• _Problem to work on_:
Every record must be written out once more, with nothing added or omitted.

* * *

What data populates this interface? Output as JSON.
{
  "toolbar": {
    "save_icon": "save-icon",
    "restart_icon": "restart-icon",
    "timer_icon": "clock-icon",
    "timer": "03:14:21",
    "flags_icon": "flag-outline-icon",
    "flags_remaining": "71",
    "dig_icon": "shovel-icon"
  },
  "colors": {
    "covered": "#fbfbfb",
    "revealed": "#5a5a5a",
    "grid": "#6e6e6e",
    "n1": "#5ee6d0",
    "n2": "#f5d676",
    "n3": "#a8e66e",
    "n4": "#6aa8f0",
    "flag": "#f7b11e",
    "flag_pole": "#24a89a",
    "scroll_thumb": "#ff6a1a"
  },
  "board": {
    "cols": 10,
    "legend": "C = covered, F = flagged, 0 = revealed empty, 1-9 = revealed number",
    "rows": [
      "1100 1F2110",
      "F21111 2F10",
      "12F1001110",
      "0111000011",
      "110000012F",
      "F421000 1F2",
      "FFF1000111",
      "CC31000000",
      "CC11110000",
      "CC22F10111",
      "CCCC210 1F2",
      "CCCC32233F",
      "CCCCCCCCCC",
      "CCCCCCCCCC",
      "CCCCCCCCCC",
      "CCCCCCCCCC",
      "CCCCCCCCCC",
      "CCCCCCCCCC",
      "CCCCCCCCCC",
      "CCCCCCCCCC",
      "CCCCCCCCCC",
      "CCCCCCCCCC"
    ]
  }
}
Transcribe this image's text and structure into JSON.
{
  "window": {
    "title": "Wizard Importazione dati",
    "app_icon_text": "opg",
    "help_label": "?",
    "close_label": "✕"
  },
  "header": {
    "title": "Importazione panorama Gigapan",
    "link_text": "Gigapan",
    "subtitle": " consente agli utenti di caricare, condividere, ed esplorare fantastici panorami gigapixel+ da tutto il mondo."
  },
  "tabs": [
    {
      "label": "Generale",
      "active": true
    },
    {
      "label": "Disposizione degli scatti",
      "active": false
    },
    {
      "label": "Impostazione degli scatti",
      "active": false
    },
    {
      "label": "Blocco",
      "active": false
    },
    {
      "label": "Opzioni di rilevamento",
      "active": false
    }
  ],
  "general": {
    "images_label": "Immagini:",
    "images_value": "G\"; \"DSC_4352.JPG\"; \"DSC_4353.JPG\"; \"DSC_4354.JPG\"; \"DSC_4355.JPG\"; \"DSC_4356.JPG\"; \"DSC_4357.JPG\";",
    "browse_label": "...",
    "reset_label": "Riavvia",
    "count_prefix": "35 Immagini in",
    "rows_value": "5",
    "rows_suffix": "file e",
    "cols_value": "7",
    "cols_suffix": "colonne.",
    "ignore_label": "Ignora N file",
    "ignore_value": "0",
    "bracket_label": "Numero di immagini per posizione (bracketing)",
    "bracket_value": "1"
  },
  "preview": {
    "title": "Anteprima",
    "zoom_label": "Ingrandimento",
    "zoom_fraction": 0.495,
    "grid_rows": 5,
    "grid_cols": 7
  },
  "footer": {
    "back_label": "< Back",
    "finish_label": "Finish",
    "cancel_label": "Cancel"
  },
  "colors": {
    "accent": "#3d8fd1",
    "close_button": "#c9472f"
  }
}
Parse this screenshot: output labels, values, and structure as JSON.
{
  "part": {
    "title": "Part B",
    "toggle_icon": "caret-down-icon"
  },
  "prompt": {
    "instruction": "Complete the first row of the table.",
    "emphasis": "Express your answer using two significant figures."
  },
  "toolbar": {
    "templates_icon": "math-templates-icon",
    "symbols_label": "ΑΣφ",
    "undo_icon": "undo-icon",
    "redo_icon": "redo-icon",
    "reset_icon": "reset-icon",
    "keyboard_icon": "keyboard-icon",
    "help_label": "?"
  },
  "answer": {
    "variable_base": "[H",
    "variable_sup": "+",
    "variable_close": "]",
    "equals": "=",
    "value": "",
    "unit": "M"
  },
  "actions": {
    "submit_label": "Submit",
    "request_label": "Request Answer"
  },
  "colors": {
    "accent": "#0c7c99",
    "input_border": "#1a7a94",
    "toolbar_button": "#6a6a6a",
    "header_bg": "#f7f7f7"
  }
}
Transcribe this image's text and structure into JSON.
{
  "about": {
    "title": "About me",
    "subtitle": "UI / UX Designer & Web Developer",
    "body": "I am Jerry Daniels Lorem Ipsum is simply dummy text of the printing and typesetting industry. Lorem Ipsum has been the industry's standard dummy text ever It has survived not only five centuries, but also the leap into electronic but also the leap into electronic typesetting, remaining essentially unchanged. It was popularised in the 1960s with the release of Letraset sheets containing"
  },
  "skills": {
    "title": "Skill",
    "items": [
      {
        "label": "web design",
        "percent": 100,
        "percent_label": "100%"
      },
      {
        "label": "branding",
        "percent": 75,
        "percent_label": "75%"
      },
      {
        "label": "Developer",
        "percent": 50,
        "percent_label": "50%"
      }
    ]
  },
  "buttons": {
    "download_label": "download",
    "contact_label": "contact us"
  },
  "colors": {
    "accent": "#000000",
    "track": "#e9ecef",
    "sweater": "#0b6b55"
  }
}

* * *

• _Result for this task_:
What data populates this interface? Output as JSON.
{
  "toolbar": {
    "save_icon": "save-icon",
    "restart_icon": "restart-icon",
    "timer_icon": "clock-icon",
    "timer": "03:14:21",
    "flags_icon": "flag-outline-icon",
    "flags_remaining": "71",
    "dig_icon": "shovel-icon"
  },
  "colors": {
    "covered": "#fbfbfb",
    "revealed": "#5a5a5a",
    "grid": "#6e6e6e",
    "n1": "#5ee6d0",
    "n2": "#f5d676",
    "n3": "#a8e66e",
    "n4": "#6aa8f0",
    "flag": "#f7b11e",
    "flag_pole": "#24a89a",
    "scroll_thumb": "#ff6a1a"
  },
  "board": {
    "cols": 10,
    "legend": "C = covered, F = flagged, 0 = revealed empty, 1-9 = revealed number",
    "rows": [
      "1100 1F2110",
      "F21111 2F10",
      "12F1001110",
      "0111000011",
      "110000012F",
      "F421000 1F2",
      "FFF1000111",
      "CC31000000",
      "CC11110000",
      "CC22F10111",
      "CCCC210 1F2",
      "CCCC32233F",
      "CCCCCCCCCC",
      "CCCCCCCCCC",
      "CCCCCCCCCC",
      "CCCCCCCCCC",
      "CCCCCCCCCC",
      "CCCCCCCCCC",
      "CCCCCCCCCC",
      "CCCCCCCCCC",
      "CCCCCCCCCC",
      "CCCCCCCCCC"
    ]
  }
}
Transcribe this image's text and structure into JSON.
{
  "window": {
    "title": "Wizard Importazione dati",
    "app_icon_text": "opg",
    "help_label": "?",
    "close_label": "✕"
  },
  "header": {
    "title": "Importazione panorama Gigapan",
    "link_text": "Gigapan",
    "subtitle": " consente agli utenti di caricare, condividere, ed esplorare fantastici panorami gigapixel+ da tutto il mondo."
  },
  "tabs": [
    {
      "label": "Generale",
      "active": true
    },
    {
      "label": "Disposizione degli scatti",
      "active": false
    },
    {
      "label": "Impostazione degli scatti",
      "active": false
    },
    {
      "label": "Blocco",
      "active": false
    },
    {
      "label": "Opzioni di rilevamento",
      "active": false
    }
  ],
  "general": {
    "images_label": "Immagini:",
    "images_value": "G\"; \"DSC_4352.JPG\"; \"DSC_4353.JPG\"; \"DSC_4354.JPG\"; \"DSC_4355.JPG\"; \"DSC_4356.JPG\"; \"DSC_4357.JPG\";",
    "browse_label": "...",
    "reset_label": "Riavvia",
    "count_prefix": "35 Immagini in",
    "rows_value": "5",
    "rows_suffix": "file e",
    "cols_value": "7",
    "cols_suffix": "colonne.",
    "ignore_label": "Ignora N file",
    "ignore_value": "0",
    "bracket_label": "Numero di immagini per posizione (bracketing)",
    "bracket_value": "1"
  },
  "preview": {
    "title": "Anteprima",
    "zoom_label": "Ingrandimento",
    "zoom_fraction": 0.495,
    "grid_rows": 5,
    "grid_cols": 7
  },
  "footer": {
    "back_label": "< Back",
    "finish_label": "Finish",
    "cancel_label": "Cancel"
  },
  "colors": {
    "accent": "#3d8fd1",
    "close_button": "#c9472f"
  }
}
Parse this screenshot: output labels, values, and structure as JSON.
{
  "part": {
    "title": "Part B",
    "toggle_icon": "caret-down-icon"
  },
  "prompt": {
    "instruction": "Complete the first row of the table.",
    "emphasis": "Express your answer using two significant figures."
  },
  "toolbar": {
    "templates_icon": "math-templates-icon",
    "symbols_label": "ΑΣφ",
    "undo_icon": "undo-icon",
    "redo_icon": "redo-icon",
    "reset_icon": "reset-icon",
    "keyboard_icon": "keyboard-icon",
    "help_label": "?"
  },
  "answer": {
    "variable_base": "[H",
    "variable_sup": "+",
    "variable_close": "]",
    "equals": "=",
    "value": "",
    "unit": "M"
  },
  "actions": {
    "submit_label": "Submit",
    "request_label": "Request Answer"
  },
  "colors": {
    "accent": "#0c7c99",
    "input_border": "#1a7a94",
    "toolbar_button": "#6a6a6a",
    "header_bg": "#f7f7f7"
  }
}
Transcribe this image's text and structure into JSON.
{
  "about": {
    "title": "About me",
    "subtitle": "UI / UX Designer & Web Developer",
    "body": "I am Jerry Daniels Lorem Ipsum is simply dummy text of the printing and typesetting industry. Lorem Ipsum has been the industry's standard dummy text ever It has survived not only five centuries, but also the leap into electronic but also the leap into electronic typesetting, remaining essentially unchanged. It was popularised in the 1960s with the release of Letraset sheets containing"
  },
  "skills": {
    "title": "Skill",
    "items": [
      {
        "label": "web design",
        "percent": 100,
        "percent_label": "100%"
      },
      {
        "label": "branding",
        "percent": 75,
        "percent_label": "75%"
      },
      {
        "label": "Developer",
        "percent": 50,
        "percent_label": "50%"
      }
    ]
  },
  "buttons": {
    "download_label": "download",
    "contact_label": "contact us"
  },
  "colors": {
    "accent": "#000000",
    "track": "#e9ecef",
    "sweater": "#0b6b55"
  }
}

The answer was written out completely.